__RAW DATA__.
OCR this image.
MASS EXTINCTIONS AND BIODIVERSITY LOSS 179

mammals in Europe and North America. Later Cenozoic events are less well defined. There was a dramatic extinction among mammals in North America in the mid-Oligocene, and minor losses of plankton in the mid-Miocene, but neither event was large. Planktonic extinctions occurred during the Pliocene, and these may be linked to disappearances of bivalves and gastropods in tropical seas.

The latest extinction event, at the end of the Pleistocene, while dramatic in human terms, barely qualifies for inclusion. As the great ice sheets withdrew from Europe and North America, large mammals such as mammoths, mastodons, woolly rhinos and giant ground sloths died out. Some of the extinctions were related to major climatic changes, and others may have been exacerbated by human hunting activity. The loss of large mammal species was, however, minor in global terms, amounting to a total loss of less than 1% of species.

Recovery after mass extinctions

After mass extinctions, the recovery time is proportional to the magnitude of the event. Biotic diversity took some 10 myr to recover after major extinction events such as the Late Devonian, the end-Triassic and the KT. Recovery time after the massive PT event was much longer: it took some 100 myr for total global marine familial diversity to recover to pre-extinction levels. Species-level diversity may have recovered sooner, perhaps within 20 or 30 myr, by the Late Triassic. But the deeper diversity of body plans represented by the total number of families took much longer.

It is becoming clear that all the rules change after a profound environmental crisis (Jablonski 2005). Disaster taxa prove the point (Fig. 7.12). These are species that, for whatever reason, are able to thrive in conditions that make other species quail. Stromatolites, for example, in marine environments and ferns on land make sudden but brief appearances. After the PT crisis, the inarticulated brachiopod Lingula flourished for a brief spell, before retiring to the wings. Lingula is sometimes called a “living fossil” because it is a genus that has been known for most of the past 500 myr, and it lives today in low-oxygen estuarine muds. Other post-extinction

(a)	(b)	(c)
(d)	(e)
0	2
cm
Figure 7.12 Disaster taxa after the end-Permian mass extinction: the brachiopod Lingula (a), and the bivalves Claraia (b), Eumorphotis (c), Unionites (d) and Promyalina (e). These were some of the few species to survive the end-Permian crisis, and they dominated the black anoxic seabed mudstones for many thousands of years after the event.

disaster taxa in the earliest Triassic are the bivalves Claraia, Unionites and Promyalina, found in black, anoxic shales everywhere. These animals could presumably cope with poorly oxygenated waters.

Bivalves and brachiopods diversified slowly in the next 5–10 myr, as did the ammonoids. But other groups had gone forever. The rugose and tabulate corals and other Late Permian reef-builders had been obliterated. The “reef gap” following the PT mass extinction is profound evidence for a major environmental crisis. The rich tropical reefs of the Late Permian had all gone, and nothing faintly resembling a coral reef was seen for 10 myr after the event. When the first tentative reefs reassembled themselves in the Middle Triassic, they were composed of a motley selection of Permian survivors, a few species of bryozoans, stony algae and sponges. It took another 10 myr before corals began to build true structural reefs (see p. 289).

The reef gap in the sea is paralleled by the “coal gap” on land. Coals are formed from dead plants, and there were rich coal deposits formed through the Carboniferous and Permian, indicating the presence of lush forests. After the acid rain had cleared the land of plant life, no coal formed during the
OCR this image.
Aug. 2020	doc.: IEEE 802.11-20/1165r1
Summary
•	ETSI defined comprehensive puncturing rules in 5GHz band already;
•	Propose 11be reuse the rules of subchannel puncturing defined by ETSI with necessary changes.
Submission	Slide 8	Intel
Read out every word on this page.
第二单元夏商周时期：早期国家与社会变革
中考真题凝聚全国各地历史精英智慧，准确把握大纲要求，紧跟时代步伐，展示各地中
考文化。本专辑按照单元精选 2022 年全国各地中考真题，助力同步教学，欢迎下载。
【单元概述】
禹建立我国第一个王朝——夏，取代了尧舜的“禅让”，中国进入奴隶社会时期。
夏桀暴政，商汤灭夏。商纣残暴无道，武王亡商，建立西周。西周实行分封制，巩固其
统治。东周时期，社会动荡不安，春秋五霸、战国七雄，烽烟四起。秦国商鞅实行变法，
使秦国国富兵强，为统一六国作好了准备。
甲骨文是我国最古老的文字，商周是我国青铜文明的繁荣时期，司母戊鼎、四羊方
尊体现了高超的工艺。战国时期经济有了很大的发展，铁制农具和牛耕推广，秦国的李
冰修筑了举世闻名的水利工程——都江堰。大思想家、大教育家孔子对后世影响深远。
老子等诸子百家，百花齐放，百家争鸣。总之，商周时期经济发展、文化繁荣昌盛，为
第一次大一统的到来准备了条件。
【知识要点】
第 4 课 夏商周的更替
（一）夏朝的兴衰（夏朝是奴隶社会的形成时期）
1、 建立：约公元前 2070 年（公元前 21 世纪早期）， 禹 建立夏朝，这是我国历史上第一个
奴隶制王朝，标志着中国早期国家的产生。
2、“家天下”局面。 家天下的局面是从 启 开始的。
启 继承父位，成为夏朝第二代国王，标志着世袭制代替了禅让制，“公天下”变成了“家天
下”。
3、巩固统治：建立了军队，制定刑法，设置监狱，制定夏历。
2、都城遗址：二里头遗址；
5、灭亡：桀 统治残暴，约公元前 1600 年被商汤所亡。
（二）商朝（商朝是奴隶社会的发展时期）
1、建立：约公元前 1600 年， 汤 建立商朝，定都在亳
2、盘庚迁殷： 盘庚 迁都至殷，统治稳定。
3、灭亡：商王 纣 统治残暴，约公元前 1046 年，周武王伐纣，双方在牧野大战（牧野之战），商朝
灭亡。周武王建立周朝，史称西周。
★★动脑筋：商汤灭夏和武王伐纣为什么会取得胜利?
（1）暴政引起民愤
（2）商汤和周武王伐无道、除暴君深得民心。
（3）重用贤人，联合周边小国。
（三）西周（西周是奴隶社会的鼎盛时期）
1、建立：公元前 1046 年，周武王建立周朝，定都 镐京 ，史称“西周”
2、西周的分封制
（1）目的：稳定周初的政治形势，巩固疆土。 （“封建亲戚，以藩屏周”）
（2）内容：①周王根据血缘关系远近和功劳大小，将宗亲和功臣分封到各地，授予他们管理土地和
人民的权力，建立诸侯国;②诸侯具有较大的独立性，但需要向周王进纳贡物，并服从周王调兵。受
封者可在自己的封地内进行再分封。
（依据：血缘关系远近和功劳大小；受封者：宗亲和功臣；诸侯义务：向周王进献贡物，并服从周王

__WRITTEN INSTRUCTION__. Scan the material and collect every line that contains "Lingula".

__SOLUTION TO THIS PROBLEM__.
It is becoming clear that all the rules change after a profound environmental crisis (Jablonski 2005). Disaster taxa prove the point (Fig. 7.12). These are species that, for whatever reason, are able to thrive in conditions that make other species quail. Stromatolites, for example, in marine environments and ferns on land make sudden but brief appearances. After the PT crisis, the inarticulated brachiopod Lingula flourished for a brief spell, before retiring to the wings. Lingula is sometimes called a “living fossil” because it is a genus that has been known for most of the past 500 myr, and it lives today in low-oxygen estuarine muds. Other post-extinction
Figure 7.12 Disaster taxa after the end-Permian mass extinction: the brachiopod Lingula (a), and the bivalves Claraia (b), Eumorphotis (c), Unionites (d) and Promyalina (e). These were some of the few species to survive the end-Permian crisis, and they dominated the black anoxic seabed mudstones for many thousands of years after the event.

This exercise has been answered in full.